What you need to do: Please report how many lines in the data underneath hold the word "JSON", with no other text.

[Records provided Boundary: Start]

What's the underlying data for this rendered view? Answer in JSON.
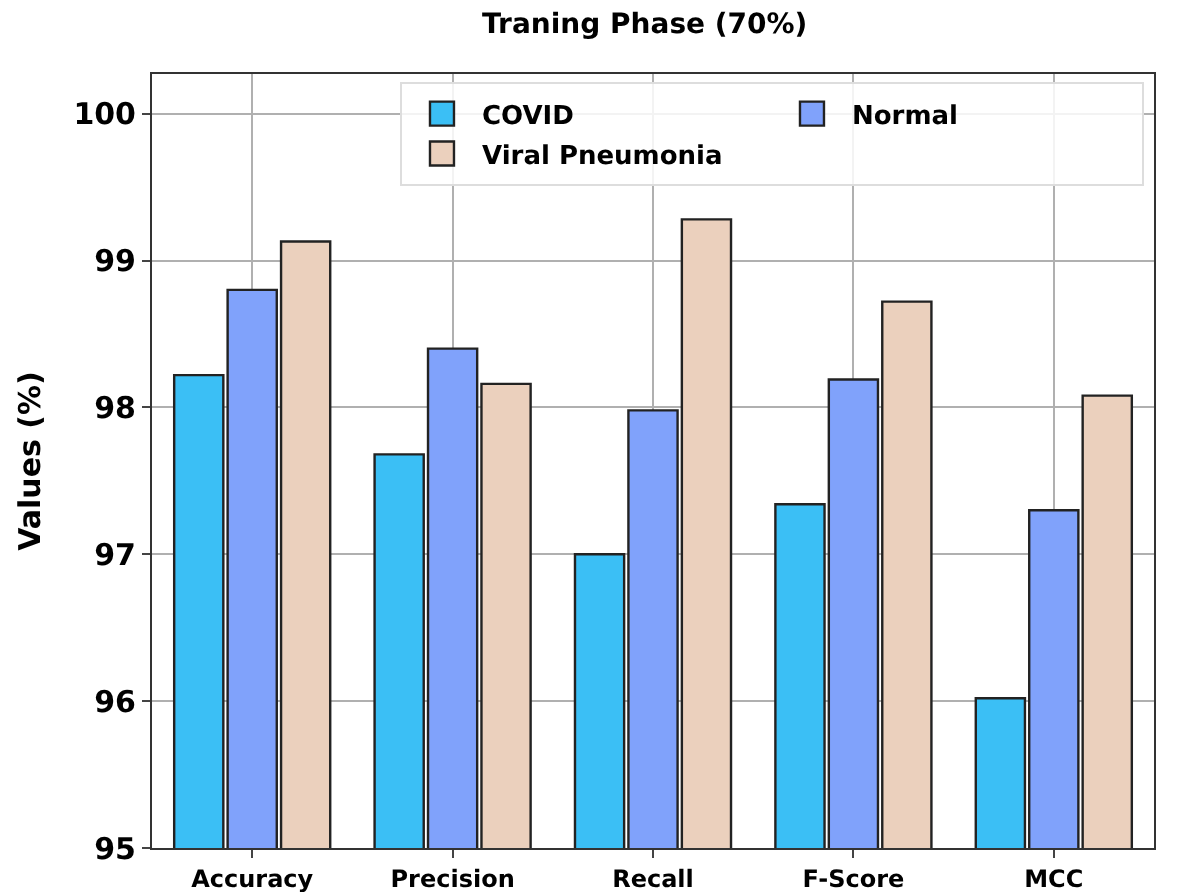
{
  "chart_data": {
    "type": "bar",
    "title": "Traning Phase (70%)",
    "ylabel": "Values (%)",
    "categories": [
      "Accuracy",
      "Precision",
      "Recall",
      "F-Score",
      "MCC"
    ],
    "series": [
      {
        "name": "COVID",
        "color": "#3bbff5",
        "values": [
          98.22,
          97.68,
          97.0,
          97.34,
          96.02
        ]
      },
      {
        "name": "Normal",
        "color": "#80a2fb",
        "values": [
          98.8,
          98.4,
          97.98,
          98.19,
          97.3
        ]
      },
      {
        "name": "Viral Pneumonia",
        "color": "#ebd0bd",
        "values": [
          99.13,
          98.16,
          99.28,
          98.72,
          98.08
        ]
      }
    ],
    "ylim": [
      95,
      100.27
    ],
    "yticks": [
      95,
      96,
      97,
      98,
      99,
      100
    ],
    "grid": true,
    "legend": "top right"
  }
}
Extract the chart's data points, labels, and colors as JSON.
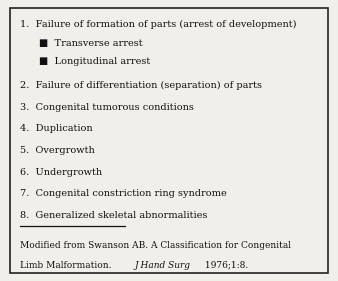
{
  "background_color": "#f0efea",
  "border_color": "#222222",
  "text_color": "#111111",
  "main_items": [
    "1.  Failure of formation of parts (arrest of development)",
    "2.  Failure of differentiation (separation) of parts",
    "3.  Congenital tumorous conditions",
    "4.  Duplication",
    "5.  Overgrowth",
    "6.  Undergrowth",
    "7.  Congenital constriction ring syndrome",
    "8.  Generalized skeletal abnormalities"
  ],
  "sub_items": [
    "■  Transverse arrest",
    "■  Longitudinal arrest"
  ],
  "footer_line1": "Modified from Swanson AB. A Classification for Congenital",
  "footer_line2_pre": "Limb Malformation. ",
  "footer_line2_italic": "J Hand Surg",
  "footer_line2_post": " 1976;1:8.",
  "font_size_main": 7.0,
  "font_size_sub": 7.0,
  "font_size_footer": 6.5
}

[Records provided Boundary: End]

Solution below: 2